-- TEXT FOR ANALYSIS follows --
Representative John Gannon: Vermont’s current law is awkward because it’s a legalized product without creating a safe legal access to it.
Bob: Now, remember. Back in 2018, Vermont passed a law that essentially legalized cannabis in Vermont and said you could possess up to an ounce and you could grow several plants, but you couldn't sell it. So it set up this situation: Well, I can possess cannabis, but I can't buy it anywhere, because it's illegal to sell it. So Gannon started off by saying, you know, we got a pretty awkward law right here. And maybe it would be helpful if we could clarify for people exactly how this law is going to work. That really was the main argument in the House and Senate in the 2020 session.
Gannon: The goal of this bill is the elimination or near elimination of the black market, delivery of a product of a certified purity and known potency while minimizing the growth of heavy or hazardous use and use by children.
Bob: Dick Sears, who is the Senate Judiciary Chairman from Bennington becomes kind of the unlikely supporter and leader of the cannabis market. And his whole approach is, hey, Vermonters are going to other states to buy cannabis legally. If that's the case, it ought to be available here. And we have a real opportunity to make it safer here ...
Chairman Dick Sears: And we know that many Vermonters, that they're going and they're buying it in the black market and so forth. And we'd prefer to have Vermonters buying it in Vermont, a regulated drug.
Bob: ... And take some of the revenue that's going to be derived from the sale of cannabis and put it into after school programs, put it into youth prevention programs. And Sears really becomes the champion of the “tax and regulate” bill.
Sears: And this is an opportunity to regulate, to make sure that what our people are buying, if they don't go to another state, is tested and proper.
Bob: After the passage of the law, the next step really falls to the Cannabis Control Board. This is a three-person board that's appointed by Governor [Phil] Scott. And they're really charged with implementing this law in every aspect you can think of, from licensing growers to licensing people who will test and the people who will manufacture. And, you know, the sort of overriding thing here is that because of the federal prohibition, everything in Vermont has to happen in Vermont. So it has to be grown here. It has to be tested here. It has to be manufactured here. And it has to be sold here. And there can be no interruption in that supply chain. Everything has to be within Vermont.
Myra Flynn: I think it's amazing that you can't have any part of the cannabis process done outside of the state. Is that usual or is that just a Vermont thing?
Bob: No, that's a usual thing. That's going to be true in every state because of the federal prohibition. So it's going to be against federal law to transport cannabis across state lines in any form, be it raw cannabis, gummy bears. "Let's send it out of state to be tested and then bring it back" — can't do that either. This is a real challenge for us. Because we've got to build these different sectors of the cannabis marketplace. We've got to build them from scratch, and have them all ready by the first of October.
-- TEXT FOR ANALYSIS concluded --
-- SUPPLIED MATERIAL follows --
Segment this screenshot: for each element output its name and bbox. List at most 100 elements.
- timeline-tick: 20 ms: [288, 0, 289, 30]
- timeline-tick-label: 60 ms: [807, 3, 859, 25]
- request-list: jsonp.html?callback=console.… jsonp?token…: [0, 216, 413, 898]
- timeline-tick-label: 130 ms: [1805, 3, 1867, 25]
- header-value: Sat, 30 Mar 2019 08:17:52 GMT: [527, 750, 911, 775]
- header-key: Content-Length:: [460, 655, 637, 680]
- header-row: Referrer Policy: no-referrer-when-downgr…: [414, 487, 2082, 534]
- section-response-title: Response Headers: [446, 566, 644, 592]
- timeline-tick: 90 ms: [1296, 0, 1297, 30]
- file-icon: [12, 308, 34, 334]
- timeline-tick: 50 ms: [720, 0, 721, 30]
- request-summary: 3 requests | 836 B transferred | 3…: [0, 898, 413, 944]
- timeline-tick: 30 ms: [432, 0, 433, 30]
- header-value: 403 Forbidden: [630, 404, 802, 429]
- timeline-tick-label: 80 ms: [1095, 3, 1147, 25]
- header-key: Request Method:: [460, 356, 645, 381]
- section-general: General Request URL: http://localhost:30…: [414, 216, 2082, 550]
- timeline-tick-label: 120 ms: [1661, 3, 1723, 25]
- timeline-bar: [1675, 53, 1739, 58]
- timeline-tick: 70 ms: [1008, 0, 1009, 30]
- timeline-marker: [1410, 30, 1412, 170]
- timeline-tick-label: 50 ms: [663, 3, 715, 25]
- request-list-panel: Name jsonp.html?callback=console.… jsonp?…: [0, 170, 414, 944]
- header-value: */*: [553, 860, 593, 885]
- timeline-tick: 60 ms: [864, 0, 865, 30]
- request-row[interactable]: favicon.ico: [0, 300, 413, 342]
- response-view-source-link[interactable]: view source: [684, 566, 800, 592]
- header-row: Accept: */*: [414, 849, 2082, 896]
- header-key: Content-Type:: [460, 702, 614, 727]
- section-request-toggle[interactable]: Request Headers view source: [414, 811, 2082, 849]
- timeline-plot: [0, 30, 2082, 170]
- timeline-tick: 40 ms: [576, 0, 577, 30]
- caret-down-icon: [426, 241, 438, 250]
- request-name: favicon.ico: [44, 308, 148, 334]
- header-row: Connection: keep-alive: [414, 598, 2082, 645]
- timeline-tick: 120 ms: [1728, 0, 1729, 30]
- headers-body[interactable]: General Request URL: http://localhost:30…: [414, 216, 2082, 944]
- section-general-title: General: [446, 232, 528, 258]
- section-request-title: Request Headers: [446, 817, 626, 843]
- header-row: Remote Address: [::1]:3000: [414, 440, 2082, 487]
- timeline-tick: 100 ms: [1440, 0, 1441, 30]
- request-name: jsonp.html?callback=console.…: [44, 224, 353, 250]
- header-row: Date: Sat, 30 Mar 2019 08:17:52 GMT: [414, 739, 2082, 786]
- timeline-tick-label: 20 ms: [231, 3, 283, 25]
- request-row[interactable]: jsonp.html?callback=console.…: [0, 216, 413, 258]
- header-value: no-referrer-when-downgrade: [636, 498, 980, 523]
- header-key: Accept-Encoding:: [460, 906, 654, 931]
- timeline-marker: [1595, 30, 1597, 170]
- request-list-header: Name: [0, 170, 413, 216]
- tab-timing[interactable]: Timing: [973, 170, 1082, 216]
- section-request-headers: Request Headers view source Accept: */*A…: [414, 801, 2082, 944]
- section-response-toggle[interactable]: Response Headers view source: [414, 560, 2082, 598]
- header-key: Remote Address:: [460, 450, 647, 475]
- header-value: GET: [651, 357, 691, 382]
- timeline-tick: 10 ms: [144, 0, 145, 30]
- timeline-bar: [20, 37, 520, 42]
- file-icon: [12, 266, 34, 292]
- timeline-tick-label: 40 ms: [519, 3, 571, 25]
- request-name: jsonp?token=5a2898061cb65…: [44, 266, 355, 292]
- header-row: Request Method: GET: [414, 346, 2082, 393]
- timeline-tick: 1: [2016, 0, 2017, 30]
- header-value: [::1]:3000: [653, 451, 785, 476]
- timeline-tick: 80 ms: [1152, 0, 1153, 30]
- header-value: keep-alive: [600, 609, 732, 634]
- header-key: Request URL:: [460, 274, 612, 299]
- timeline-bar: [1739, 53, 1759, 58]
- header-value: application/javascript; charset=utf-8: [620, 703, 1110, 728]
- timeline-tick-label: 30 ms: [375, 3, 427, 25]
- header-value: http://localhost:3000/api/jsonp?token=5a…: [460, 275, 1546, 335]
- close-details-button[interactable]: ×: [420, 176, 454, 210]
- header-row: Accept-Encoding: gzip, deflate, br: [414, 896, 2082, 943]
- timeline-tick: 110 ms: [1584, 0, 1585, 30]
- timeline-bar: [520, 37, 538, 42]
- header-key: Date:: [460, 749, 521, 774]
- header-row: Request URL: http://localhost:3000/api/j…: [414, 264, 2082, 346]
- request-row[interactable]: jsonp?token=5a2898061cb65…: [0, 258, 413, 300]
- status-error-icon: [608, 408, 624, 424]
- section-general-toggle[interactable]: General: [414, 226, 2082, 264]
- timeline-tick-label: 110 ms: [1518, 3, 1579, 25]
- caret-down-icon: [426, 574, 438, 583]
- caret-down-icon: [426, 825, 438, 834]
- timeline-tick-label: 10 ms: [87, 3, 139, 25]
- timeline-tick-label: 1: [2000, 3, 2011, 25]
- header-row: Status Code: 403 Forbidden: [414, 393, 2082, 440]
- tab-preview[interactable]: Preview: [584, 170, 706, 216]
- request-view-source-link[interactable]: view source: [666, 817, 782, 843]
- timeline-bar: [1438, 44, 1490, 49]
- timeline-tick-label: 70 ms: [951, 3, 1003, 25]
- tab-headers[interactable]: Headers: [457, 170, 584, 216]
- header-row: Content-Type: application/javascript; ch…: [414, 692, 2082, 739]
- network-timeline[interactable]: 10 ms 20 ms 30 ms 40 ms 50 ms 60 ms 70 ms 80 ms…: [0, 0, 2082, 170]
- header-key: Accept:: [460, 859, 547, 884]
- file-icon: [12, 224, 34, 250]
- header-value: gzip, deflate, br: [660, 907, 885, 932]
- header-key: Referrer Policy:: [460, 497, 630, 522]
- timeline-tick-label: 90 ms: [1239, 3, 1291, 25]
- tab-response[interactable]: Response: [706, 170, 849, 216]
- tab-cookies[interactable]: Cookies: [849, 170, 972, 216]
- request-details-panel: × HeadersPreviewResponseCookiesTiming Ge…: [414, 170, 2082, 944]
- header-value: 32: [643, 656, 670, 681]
-- SUPPLIED MATERIAL concluded --
AIM OF THE TASK: Revise the Vermont cannabis discussion from "Gannon: The goal" up to and including "use by children.", writing "minors" in place of "children".

RESPONSE TO THIS EXERCISE:
Gannon: The goal of this bill is the elimination or near elimination of the black market, delivery of a product of a certified purity and known potency while minimizing the growth of heavy or hazardous use and use by minors.